* Stored records:
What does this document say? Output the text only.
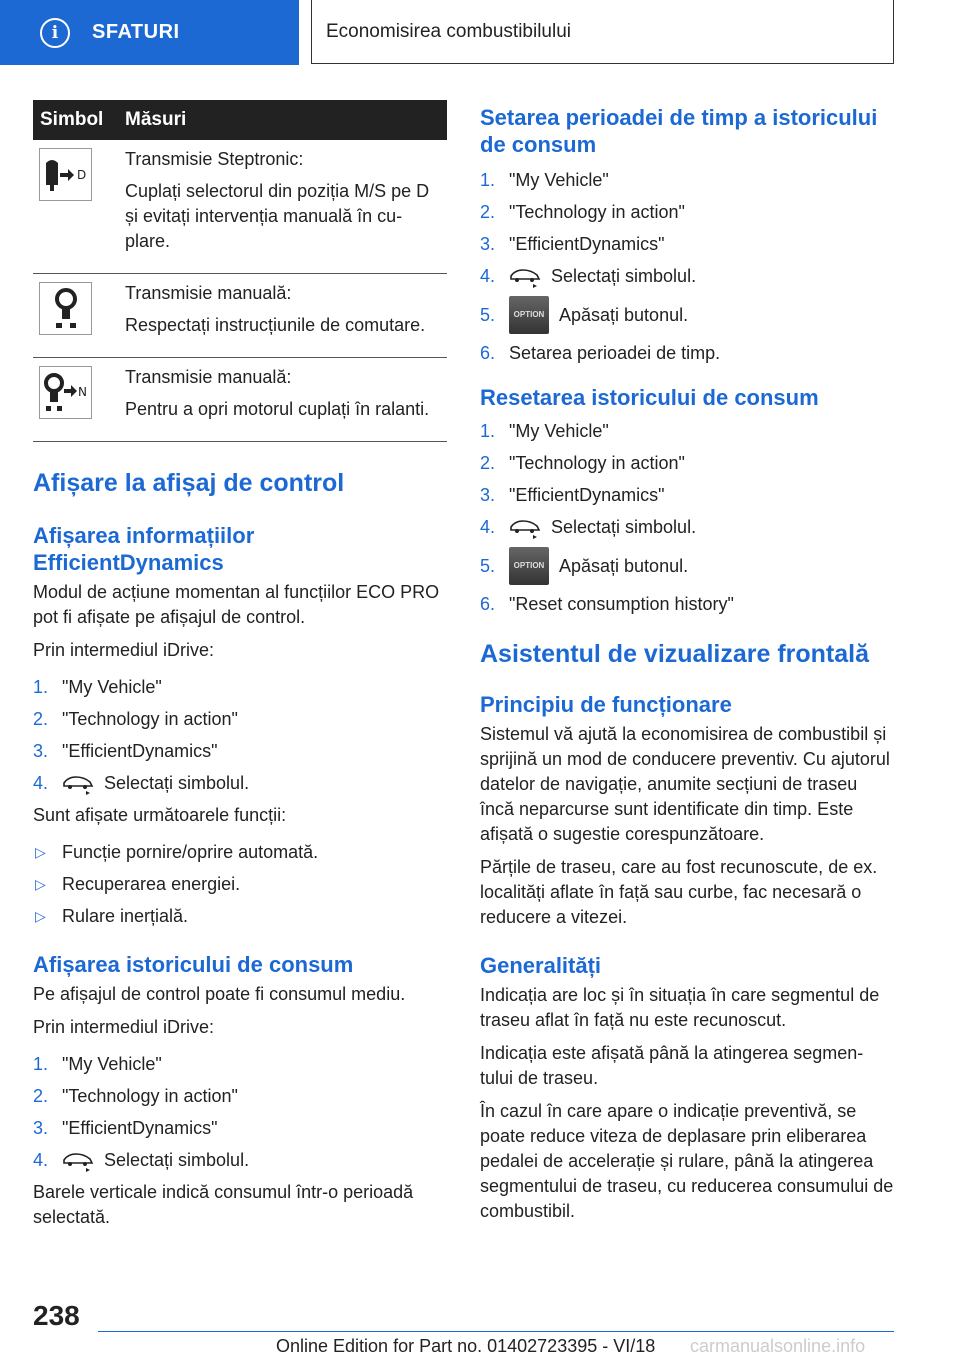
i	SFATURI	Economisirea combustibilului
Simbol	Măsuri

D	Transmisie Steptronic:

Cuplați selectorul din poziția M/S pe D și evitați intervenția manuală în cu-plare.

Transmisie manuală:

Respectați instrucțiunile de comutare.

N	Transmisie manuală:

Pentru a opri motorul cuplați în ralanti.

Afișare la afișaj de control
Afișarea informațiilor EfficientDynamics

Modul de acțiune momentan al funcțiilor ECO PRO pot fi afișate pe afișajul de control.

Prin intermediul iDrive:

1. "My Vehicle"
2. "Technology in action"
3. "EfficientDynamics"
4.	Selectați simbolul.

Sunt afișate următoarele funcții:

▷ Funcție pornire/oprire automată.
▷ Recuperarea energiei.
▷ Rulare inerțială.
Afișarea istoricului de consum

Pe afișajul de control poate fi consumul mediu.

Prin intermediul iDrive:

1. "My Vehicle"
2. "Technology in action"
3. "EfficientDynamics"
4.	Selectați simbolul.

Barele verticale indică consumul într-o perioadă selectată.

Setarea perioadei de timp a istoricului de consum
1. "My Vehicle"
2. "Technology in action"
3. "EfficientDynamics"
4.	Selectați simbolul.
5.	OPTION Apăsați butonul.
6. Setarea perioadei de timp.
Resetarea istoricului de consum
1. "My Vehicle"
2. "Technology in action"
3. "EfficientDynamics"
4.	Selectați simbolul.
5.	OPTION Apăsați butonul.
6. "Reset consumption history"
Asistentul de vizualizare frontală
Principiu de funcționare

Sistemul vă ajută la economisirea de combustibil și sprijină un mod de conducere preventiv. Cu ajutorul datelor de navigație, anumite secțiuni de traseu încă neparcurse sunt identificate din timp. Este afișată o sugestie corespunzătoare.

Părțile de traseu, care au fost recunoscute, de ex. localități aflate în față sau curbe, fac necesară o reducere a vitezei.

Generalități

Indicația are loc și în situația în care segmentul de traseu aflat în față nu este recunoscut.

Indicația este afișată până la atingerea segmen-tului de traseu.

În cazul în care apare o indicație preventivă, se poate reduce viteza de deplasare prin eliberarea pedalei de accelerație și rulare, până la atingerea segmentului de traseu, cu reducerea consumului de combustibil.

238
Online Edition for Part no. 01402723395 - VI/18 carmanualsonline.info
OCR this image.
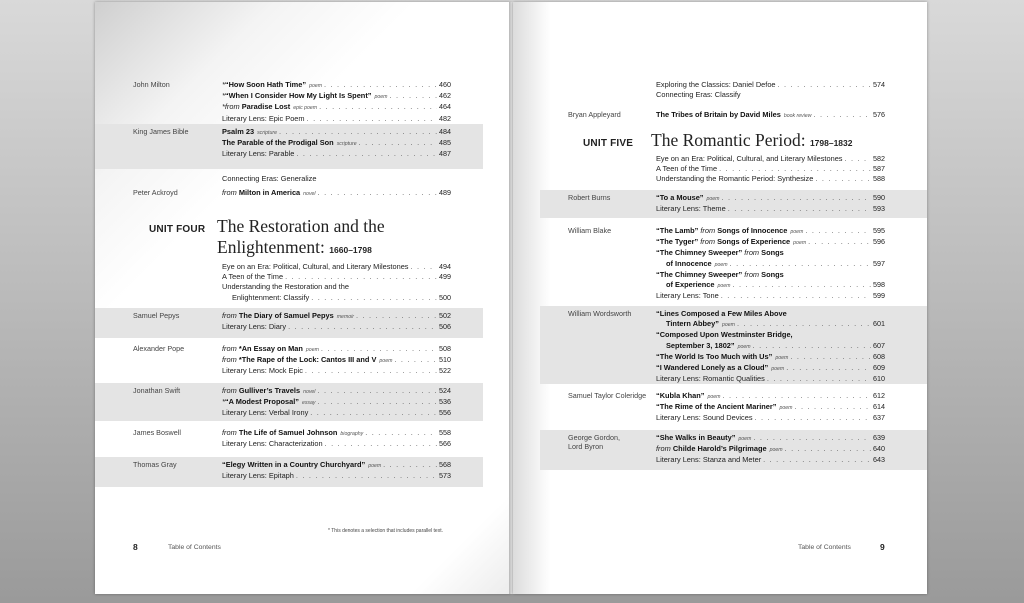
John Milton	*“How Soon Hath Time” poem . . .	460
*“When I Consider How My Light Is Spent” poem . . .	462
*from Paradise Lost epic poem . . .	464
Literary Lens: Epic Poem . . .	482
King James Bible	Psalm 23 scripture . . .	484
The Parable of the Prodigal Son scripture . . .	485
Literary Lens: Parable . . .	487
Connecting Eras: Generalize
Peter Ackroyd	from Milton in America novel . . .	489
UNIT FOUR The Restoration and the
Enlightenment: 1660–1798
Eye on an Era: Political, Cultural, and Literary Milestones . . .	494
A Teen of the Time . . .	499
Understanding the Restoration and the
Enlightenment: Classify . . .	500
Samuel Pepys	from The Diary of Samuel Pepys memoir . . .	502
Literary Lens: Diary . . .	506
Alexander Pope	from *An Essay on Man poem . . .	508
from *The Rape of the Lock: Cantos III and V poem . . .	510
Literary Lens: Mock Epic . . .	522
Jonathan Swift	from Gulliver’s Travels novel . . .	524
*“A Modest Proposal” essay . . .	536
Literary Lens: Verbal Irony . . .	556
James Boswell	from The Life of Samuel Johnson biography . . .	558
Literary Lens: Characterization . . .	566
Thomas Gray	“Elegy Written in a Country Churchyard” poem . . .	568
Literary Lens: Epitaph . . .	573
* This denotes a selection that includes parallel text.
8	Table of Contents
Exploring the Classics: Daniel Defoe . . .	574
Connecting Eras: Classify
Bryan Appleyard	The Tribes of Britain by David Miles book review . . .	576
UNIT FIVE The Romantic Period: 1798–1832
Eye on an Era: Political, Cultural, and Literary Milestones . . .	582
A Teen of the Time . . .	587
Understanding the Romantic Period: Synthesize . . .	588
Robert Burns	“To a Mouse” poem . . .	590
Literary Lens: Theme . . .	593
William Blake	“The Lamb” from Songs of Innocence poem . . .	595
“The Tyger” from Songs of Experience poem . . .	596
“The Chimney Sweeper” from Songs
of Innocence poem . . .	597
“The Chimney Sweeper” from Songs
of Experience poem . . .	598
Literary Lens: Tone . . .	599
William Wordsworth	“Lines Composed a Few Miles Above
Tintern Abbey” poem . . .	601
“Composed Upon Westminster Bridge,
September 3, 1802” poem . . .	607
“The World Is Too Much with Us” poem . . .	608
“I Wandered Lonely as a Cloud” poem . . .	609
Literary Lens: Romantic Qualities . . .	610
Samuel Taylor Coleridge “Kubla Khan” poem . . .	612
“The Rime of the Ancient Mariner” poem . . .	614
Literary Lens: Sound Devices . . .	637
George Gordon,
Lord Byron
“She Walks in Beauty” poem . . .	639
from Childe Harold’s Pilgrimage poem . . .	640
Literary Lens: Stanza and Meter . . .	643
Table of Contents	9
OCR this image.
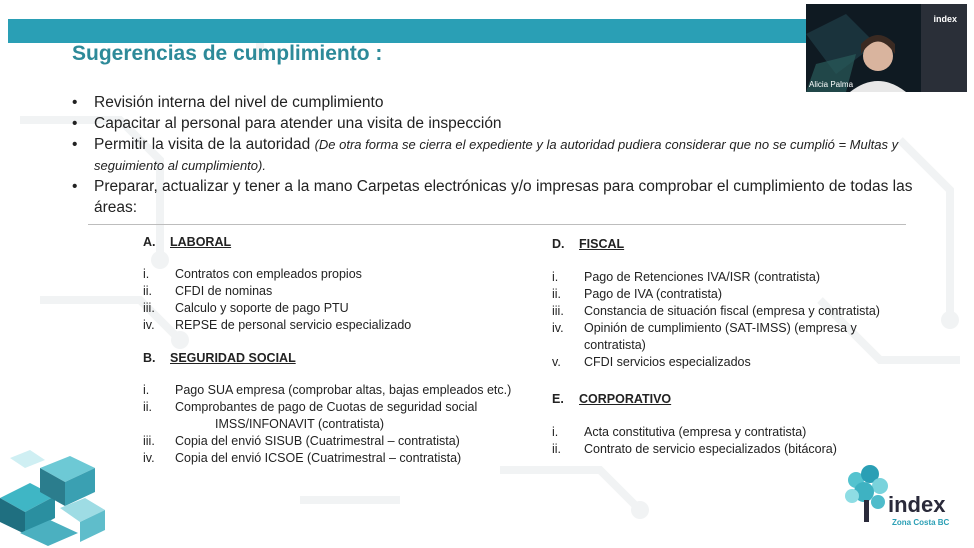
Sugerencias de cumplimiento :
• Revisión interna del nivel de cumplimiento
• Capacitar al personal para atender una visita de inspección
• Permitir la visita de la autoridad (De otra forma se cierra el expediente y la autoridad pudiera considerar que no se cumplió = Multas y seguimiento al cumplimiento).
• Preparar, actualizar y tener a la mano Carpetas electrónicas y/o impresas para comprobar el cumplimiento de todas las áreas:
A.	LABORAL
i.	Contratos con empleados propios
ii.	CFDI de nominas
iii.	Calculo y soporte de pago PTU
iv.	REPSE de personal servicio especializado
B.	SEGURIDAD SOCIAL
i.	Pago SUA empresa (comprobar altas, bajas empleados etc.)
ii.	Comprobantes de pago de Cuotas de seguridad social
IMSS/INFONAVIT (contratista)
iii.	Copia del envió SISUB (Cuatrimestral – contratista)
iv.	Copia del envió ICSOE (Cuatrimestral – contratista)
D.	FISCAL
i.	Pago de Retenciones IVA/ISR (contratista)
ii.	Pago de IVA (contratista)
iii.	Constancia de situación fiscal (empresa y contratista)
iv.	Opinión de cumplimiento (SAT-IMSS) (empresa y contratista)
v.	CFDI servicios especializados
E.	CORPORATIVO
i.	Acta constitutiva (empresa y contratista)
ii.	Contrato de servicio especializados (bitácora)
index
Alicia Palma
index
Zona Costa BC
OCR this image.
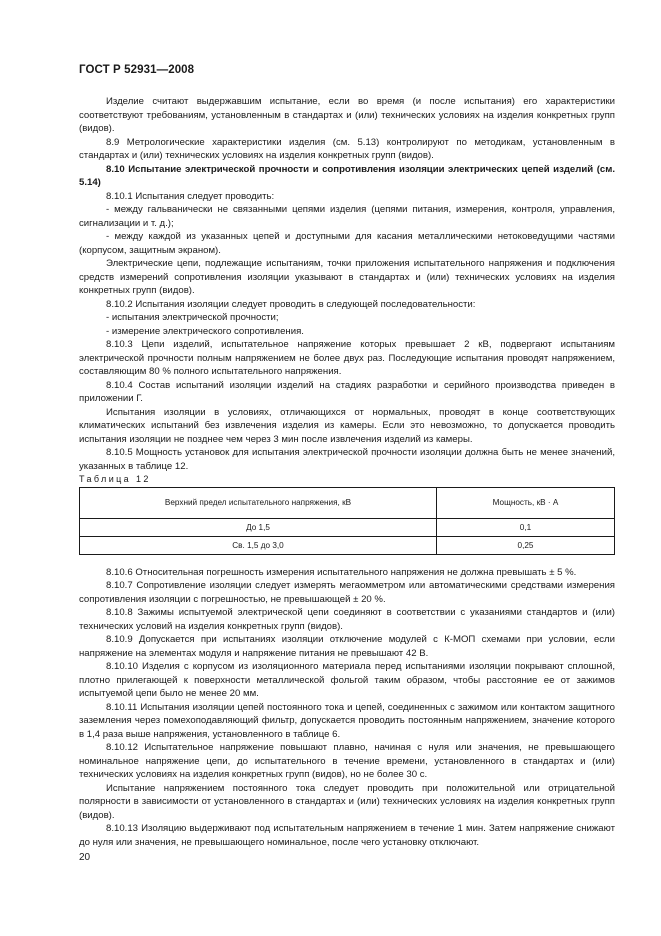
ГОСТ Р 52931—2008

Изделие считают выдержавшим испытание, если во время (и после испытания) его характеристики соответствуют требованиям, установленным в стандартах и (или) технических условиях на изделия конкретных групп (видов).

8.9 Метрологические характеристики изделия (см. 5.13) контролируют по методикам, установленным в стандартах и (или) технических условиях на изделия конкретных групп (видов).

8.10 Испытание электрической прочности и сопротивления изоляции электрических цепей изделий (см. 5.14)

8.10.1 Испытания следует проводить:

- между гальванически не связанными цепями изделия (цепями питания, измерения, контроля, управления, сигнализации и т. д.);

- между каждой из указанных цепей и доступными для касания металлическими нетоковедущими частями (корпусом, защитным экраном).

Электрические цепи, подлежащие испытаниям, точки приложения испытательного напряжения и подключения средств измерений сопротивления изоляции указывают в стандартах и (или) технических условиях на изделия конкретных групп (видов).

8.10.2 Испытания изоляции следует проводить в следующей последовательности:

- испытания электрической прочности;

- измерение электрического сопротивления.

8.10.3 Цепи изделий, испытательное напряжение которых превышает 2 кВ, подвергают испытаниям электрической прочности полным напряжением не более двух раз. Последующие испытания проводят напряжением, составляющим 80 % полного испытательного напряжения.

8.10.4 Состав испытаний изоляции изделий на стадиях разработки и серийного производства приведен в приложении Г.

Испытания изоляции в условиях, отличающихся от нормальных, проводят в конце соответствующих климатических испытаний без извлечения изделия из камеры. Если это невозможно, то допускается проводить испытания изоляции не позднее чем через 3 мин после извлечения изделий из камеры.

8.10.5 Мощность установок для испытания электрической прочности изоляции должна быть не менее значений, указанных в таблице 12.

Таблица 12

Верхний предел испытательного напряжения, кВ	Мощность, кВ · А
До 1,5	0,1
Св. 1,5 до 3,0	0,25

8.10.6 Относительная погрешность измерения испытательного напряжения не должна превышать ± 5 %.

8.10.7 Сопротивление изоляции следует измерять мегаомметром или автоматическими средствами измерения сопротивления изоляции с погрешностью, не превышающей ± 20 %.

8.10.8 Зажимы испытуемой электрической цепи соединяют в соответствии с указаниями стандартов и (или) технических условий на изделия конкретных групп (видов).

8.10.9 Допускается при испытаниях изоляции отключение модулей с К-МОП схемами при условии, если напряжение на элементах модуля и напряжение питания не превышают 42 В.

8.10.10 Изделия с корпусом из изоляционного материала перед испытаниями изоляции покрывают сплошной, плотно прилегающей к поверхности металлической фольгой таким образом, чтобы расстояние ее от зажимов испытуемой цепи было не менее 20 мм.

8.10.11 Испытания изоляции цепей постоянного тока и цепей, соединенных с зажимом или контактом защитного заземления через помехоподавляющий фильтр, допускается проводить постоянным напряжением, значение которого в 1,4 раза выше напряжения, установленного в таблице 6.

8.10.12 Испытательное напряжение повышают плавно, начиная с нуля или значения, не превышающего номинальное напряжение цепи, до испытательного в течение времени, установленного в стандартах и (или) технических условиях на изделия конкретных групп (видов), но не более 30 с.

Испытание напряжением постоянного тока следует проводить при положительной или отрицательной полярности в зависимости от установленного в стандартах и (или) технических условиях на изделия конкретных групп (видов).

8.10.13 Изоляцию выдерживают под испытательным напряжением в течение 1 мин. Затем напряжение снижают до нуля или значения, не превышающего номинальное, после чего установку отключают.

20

* STATED PROBLEM: Only lines that contain the word "изделий" are wanted; copy each of them.

* SOLVED PROBLEM:
8.10 Испытание электрической прочности и сопротивления изоляции электрических цепей изделий (см. 5.14)
8.10.3 Цепи изделий, испытательное напряжение которых превышает 2 кВ, подвергают испытаниям электрической прочности полным напряжением не более двух раз. Последующие испытания проводят напряжением, составляющим 80 % полного испытательного напряжения.
8.10.4 Состав испытаний изоляции изделий на стадиях разработки и серийного производства приведен в приложении Г.
Испытания изоляции в условиях, отличающихся от нормальных, проводят в конце соответствующих климатических испытаний без извлечения изделия из камеры. Если это невозможно, то допускается проводить испытания изоляции не позднее чем через 3 мин после извлечения изделий из камеры.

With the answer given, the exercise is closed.